Exercise brief => Copy out all lines carrying the word "estampa".

[Stored data]
begin
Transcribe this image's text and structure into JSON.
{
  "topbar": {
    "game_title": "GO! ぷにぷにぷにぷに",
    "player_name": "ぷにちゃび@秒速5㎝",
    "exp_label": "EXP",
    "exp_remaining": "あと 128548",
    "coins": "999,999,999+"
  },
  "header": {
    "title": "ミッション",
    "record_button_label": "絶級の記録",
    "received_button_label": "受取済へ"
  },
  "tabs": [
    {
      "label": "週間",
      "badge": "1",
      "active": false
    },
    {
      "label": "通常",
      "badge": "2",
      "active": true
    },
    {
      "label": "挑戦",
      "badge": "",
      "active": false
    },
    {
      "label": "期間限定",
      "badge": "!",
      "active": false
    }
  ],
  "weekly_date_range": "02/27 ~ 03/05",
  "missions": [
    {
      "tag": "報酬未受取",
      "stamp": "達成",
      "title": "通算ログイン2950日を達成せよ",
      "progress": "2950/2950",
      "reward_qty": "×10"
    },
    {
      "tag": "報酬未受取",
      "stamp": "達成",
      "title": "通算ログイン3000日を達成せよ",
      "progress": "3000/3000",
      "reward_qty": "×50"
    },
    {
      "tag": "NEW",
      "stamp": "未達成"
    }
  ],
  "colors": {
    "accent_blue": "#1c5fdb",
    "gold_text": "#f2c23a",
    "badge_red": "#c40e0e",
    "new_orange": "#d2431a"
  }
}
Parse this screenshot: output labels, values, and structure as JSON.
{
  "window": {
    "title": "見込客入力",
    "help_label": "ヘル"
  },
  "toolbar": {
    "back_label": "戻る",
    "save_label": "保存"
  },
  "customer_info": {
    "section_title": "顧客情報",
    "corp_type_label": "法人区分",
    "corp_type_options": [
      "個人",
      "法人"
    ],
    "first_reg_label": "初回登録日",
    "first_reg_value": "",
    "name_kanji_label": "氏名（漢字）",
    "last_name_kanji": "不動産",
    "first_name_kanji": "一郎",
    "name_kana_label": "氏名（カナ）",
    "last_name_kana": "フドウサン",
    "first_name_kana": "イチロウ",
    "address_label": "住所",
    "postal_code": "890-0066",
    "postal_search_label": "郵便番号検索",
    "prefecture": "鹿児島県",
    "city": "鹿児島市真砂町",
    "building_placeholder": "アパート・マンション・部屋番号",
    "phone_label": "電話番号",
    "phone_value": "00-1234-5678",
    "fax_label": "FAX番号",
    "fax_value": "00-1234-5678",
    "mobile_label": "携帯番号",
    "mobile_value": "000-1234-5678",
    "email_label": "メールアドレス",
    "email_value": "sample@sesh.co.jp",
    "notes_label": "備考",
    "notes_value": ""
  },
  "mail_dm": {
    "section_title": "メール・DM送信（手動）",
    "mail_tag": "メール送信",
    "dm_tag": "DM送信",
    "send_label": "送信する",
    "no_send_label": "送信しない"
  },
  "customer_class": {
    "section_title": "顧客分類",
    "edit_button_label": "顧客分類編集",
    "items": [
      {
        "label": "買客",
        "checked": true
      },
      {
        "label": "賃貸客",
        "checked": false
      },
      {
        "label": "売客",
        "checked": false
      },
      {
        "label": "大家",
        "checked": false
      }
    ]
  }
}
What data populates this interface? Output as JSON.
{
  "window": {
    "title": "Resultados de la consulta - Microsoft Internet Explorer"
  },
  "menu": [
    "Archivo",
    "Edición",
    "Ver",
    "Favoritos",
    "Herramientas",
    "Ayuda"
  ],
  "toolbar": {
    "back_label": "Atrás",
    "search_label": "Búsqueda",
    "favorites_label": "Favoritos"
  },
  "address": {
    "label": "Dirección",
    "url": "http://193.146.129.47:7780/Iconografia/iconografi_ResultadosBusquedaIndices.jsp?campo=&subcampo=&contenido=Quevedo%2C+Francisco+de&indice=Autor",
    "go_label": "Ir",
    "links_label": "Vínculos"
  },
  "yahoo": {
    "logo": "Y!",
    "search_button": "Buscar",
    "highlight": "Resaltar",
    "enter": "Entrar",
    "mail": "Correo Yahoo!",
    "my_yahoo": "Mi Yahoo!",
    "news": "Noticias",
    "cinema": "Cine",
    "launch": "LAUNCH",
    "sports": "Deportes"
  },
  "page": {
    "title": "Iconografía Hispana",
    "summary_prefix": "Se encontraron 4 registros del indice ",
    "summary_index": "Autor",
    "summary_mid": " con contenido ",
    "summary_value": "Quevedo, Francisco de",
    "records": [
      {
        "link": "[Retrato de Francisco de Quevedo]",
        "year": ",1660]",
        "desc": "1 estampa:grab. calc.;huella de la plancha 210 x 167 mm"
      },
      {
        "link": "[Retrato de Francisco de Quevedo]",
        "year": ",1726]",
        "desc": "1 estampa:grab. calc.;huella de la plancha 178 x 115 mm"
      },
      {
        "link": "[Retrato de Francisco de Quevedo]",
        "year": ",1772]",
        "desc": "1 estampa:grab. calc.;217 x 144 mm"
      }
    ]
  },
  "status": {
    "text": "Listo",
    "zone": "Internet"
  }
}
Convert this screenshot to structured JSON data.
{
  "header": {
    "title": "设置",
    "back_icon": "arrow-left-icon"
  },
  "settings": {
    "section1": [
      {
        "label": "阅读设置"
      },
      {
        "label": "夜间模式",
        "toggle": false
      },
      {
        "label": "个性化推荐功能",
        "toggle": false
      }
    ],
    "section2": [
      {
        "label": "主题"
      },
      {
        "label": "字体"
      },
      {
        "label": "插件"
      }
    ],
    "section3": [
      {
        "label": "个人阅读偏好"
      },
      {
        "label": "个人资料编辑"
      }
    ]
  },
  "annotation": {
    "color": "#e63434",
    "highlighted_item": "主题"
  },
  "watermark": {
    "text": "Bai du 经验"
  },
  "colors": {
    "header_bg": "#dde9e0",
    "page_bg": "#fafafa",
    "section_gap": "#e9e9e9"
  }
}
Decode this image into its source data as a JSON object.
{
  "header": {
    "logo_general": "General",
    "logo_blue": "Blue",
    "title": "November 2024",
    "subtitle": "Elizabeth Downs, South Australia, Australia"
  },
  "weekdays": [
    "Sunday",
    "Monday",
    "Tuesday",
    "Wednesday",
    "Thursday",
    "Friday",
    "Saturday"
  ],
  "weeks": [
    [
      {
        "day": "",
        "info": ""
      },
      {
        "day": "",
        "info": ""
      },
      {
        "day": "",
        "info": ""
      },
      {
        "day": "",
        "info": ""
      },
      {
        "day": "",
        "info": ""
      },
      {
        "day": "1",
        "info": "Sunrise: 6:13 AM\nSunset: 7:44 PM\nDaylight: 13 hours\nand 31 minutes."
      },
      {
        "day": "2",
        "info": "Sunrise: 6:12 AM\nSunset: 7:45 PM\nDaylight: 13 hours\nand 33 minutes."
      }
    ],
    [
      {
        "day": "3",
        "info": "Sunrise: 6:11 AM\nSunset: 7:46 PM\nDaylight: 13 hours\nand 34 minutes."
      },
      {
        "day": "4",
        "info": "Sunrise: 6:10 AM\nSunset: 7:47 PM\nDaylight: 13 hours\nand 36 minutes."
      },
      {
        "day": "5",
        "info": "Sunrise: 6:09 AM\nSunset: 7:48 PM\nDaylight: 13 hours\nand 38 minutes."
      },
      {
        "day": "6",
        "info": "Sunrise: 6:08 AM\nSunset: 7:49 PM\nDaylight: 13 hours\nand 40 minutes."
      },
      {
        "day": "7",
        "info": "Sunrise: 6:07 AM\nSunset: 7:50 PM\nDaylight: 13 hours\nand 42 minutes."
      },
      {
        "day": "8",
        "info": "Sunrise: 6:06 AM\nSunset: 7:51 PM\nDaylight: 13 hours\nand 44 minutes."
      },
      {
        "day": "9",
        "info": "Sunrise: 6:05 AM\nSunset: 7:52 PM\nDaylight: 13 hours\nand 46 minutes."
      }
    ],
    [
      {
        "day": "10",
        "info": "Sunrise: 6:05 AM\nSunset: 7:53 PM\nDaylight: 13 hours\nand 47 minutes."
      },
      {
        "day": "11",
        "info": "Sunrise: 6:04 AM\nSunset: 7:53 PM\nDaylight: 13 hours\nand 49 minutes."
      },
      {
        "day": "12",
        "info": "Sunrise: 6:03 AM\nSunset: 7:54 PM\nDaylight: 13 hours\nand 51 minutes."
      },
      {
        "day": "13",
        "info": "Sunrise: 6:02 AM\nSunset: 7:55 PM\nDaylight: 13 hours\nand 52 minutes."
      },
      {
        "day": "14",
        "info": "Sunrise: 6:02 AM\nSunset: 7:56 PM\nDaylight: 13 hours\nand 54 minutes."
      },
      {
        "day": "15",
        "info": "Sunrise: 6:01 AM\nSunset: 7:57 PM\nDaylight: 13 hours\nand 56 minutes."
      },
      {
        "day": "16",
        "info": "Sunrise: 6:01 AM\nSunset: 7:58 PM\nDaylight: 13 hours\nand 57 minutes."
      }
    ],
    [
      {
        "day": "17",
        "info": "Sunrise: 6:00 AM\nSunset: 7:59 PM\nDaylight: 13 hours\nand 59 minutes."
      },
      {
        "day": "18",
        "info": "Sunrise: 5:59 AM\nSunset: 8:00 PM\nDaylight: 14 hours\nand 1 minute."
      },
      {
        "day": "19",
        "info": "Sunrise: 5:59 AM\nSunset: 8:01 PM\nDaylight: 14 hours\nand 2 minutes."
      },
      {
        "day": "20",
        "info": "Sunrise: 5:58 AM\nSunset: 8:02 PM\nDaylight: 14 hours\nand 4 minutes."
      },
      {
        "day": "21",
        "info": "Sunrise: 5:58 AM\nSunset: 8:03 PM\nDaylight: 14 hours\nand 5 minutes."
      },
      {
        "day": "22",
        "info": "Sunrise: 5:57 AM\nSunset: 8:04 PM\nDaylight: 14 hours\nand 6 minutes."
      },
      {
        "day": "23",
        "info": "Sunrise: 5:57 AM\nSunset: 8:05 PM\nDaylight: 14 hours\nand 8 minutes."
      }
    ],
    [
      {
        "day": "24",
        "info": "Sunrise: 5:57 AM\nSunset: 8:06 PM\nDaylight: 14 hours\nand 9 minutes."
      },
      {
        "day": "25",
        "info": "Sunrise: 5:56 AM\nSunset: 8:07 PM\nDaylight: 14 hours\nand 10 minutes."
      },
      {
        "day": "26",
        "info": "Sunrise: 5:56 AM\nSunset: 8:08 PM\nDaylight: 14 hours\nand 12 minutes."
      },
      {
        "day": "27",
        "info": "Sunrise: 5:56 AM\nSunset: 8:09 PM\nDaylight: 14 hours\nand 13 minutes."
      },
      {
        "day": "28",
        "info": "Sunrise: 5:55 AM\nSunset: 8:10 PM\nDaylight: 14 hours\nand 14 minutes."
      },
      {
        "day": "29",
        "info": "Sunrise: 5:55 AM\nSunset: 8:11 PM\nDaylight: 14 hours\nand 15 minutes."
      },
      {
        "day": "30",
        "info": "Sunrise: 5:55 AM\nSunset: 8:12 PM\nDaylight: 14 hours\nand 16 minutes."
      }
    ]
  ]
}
end
Final result =>
        "desc": "1 estampa:grab. calc.;huella de la plancha 210 x 167 mm"
        "desc": "1 estampa:grab. calc.;huella de la plancha 178 x 115 mm"
        "desc": "1 estampa:grab. calc.;217 x 144 mm"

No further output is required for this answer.